[start]
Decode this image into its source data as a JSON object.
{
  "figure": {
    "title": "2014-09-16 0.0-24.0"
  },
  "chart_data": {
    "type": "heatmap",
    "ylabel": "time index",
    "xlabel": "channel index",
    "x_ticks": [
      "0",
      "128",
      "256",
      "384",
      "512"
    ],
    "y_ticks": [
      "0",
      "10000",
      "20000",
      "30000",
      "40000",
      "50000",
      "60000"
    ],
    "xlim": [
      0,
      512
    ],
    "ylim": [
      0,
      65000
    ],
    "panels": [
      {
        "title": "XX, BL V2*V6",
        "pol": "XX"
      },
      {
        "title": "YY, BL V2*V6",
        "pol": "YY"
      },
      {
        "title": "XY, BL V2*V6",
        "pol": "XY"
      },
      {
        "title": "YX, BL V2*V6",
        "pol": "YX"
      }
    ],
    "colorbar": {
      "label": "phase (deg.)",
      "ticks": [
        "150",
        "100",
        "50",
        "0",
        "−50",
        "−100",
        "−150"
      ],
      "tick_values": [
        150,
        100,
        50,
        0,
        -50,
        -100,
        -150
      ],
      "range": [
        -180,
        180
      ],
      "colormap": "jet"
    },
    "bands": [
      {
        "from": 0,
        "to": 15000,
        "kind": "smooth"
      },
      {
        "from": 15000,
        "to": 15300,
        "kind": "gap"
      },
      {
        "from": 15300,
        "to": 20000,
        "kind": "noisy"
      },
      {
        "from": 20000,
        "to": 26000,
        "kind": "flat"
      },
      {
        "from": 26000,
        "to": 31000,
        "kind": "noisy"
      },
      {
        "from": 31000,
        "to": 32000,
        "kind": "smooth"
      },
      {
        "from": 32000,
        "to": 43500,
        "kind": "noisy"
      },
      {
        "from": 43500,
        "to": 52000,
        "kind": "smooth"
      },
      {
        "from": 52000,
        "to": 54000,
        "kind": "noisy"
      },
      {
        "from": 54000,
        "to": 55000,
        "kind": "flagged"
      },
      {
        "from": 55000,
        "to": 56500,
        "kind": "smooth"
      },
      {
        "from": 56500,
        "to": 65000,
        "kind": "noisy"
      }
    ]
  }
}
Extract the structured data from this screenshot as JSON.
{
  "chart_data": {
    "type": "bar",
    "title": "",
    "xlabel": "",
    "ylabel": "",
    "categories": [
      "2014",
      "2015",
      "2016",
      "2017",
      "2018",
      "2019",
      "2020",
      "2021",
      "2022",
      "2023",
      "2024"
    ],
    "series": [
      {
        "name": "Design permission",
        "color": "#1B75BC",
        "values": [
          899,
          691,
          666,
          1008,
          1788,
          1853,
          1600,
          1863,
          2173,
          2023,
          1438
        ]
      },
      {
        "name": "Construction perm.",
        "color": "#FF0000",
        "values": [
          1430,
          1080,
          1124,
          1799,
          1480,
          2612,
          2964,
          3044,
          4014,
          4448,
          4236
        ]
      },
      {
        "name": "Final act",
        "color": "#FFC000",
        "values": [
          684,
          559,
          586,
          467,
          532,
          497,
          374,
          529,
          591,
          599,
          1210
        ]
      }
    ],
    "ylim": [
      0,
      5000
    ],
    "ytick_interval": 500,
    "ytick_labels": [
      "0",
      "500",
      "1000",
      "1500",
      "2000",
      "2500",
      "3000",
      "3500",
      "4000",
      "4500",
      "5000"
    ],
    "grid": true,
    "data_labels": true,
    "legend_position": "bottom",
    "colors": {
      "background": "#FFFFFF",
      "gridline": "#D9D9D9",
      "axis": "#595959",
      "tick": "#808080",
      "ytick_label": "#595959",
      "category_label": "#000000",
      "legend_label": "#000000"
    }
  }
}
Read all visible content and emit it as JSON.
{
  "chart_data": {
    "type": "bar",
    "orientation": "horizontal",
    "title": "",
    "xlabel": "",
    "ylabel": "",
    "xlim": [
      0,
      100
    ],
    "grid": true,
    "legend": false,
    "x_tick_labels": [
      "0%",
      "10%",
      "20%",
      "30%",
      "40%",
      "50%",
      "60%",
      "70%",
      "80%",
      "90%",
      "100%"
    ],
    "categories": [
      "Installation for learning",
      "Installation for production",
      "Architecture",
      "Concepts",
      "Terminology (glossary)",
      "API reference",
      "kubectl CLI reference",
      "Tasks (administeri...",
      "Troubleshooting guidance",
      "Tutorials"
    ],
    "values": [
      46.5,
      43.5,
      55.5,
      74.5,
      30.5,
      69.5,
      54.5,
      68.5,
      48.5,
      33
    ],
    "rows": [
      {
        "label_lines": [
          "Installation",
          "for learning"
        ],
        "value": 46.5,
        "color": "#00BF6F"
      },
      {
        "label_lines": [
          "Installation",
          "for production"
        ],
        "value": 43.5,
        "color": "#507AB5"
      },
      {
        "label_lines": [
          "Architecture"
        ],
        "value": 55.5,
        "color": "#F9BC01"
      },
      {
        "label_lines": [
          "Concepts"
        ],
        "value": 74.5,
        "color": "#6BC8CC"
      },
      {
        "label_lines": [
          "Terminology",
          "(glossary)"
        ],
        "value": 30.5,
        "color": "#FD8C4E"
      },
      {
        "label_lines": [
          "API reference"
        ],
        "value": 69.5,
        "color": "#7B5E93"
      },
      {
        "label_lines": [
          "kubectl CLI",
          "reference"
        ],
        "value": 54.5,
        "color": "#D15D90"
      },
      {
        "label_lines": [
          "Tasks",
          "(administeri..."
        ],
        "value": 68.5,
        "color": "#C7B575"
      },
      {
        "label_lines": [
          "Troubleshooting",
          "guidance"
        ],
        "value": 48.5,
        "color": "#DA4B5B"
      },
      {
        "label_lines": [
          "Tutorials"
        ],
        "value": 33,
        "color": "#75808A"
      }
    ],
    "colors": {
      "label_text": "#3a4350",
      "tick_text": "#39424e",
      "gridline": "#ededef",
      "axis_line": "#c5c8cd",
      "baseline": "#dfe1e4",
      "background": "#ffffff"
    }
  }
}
[end]
PROMPT:
Write out the whole listing again, exactly as it stands.

TASK RESPONSE:
Decode this image into its source data as a JSON object.
{
  "figure": {
    "title": "2014-09-16 0.0-24.0"
  },
  "chart_data": {
    "type": "heatmap",
    "ylabel": "time index",
    "xlabel": "channel index",
    "x_ticks": [
      "0",
      "128",
      "256",
      "384",
      "512"
    ],
    "y_ticks": [
      "0",
      "10000",
      "20000",
      "30000",
      "40000",
      "50000",
      "60000"
    ],
    "xlim": [
      0,
      512
    ],
    "ylim": [
      0,
      65000
    ],
    "panels": [
      {
        "title": "XX, BL V2*V6",
        "pol": "XX"
      },
      {
        "title": "YY, BL V2*V6",
        "pol": "YY"
      },
      {
        "title": "XY, BL V2*V6",
        "pol": "XY"
      },
      {
        "title": "YX, BL V2*V6",
        "pol": "YX"
      }
    ],
    "colorbar": {
      "label": "phase (deg.)",
      "ticks": [
        "150",
        "100",
        "50",
        "0",
        "−50",
        "−100",
        "−150"
      ],
      "tick_values": [
        150,
        100,
        50,
        0,
        -50,
        -100,
        -150
      ],
      "range": [
        -180,
        180
      ],
      "colormap": "jet"
    },
    "bands": [
      {
        "from": 0,
        "to": 15000,
        "kind": "smooth"
      },
      {
        "from": 15000,
        "to": 15300,
        "kind": "gap"
      },
      {
        "from": 15300,
        "to": 20000,
        "kind": "noisy"
      },
      {
        "from": 20000,
        "to": 26000,
        "kind": "flat"
      },
      {
        "from": 26000,
        "to": 31000,
        "kind": "noisy"
      },
      {
        "from": 31000,
        "to": 32000,
        "kind": "smooth"
      },
      {
        "from": 32000,
        "to": 43500,
        "kind": "noisy"
      },
      {
        "from": 43500,
        "to": 52000,
        "kind": "smooth"
      },
      {
        "from": 52000,
        "to": 54000,
        "kind": "noisy"
      },
      {
        "from": 54000,
        "to": 55000,
        "kind": "flagged"
      },
      {
        "from": 55000,
        "to": 56500,
        "kind": "smooth"
      },
      {
        "from": 56500,
        "to": 65000,
        "kind": "noisy"
      }
    ]
  }
}
Extract the structured data from this screenshot as JSON.
{
  "chart_data": {
    "type": "bar",
    "title": "",
    "xlabel": "",
    "ylabel": "",
    "categories": [
      "2014",
      "2015",
      "2016",
      "2017",
      "2018",
      "2019",
      "2020",
      "2021",
      "2022",
      "2023",
      "2024"
    ],
    "series": [
      {
        "name": "Design permission",
        "color": "#1B75BC",
        "values": [
          899,
          691,
          666,
          1008,
          1788,
          1853,
          1600,
          1863,
          2173,
          2023,
          1438
        ]
      },
      {
        "name": "Construction perm.",
        "color": "#FF0000",
        "values": [
          1430,
          1080,
          1124,
          1799,
          1480,
          2612,
          2964,
          3044,
          4014,
          4448,
          4236
        ]
      },
      {
        "name": "Final act",
        "color": "#FFC000",
        "values": [
          684,
          559,
          586,
          467,
          532,
          497,
          374,
          529,
          591,
          599,
          1210
        ]
      }
    ],
    "ylim": [
      0,
      5000
    ],
    "ytick_interval": 500,
    "ytick_labels": [
      "0",
      "500",
      "1000",
      "1500",
      "2000",
      "2500",
      "3000",
      "3500",
      "4000",
      "4500",
      "5000"
    ],
    "grid": true,
    "data_labels": true,
    "legend_position": "bottom",
    "colors": {
      "background": "#FFFFFF",
      "gridline": "#D9D9D9",
      "axis": "#595959",
      "tick": "#808080",
      "ytick_label": "#595959",
      "category_label": "#000000",
      "legend_label": "#000000"
    }
  }
}
Read all visible content and emit it as JSON.
{
  "chart_data": {
    "type": "bar",
    "orientation": "horizontal",
    "title": "",
    "xlabel": "",
    "ylabel": "",
    "xlim": [
      0,
      100
    ],
    "grid": true,
    "legend": false,
    "x_tick_labels": [
      "0%",
      "10%",
      "20%",
      "30%",
      "40%",
      "50%",
      "60%",
      "70%",
      "80%",
      "90%",
      "100%"
    ],
    "categories": [
      "Installation for learning",
      "Installation for production",
      "Architecture",
      "Concepts",
      "Terminology (glossary)",
      "API reference",
      "kubectl CLI reference",
      "Tasks (administeri...",
      "Troubleshooting guidance",
      "Tutorials"
    ],
    "values": [
      46.5,
      43.5,
      55.5,
      74.5,
      30.5,
      69.5,
      54.5,
      68.5,
      48.5,
      33
    ],
    "rows": [
      {
        "label_lines": [
          "Installation",
          "for learning"
        ],
        "value": 46.5,
        "color": "#00BF6F"
      },
      {
        "label_lines": [
          "Installation",
          "for production"
        ],
        "value": 43.5,
        "color": "#507AB5"
      },
      {
        "label_lines": [
          "Architecture"
        ],
        "value": 55.5,
        "color": "#F9BC01"
      },
      {
        "label_lines": [
          "Concepts"
        ],
        "value": 74.5,
        "color": "#6BC8CC"
      },
      {
        "label_lines": [
          "Terminology",
          "(glossary)"
        ],
        "value": 30.5,
        "color": "#FD8C4E"
      },
      {
        "label_lines": [
          "API reference"
        ],
        "value": 69.5,
        "color": "#7B5E93"
      },
      {
        "label_lines": [
          "kubectl CLI",
          "reference"
        ],
        "value": 54.5,
        "color": "#D15D90"
      },
      {
        "label_lines": [
          "Tasks",
          "(administeri..."
        ],
        "value": 68.5,
        "color": "#C7B575"
      },
      {
        "label_lines": [
          "Troubleshooting",
          "guidance"
        ],
        "value": 48.5,
        "color": "#DA4B5B"
      },
      {
        "label_lines": [
          "Tutorials"
        ],
        "value": 33,
        "color": "#75808A"
      }
    ],
    "colors": {
      "label_text": "#3a4350",
      "tick_text": "#39424e",
      "gridline": "#ededef",
      "axis_line": "#c5c8cd",
      "baseline": "#dfe1e4",
      "background": "#ffffff"
    }
  }
}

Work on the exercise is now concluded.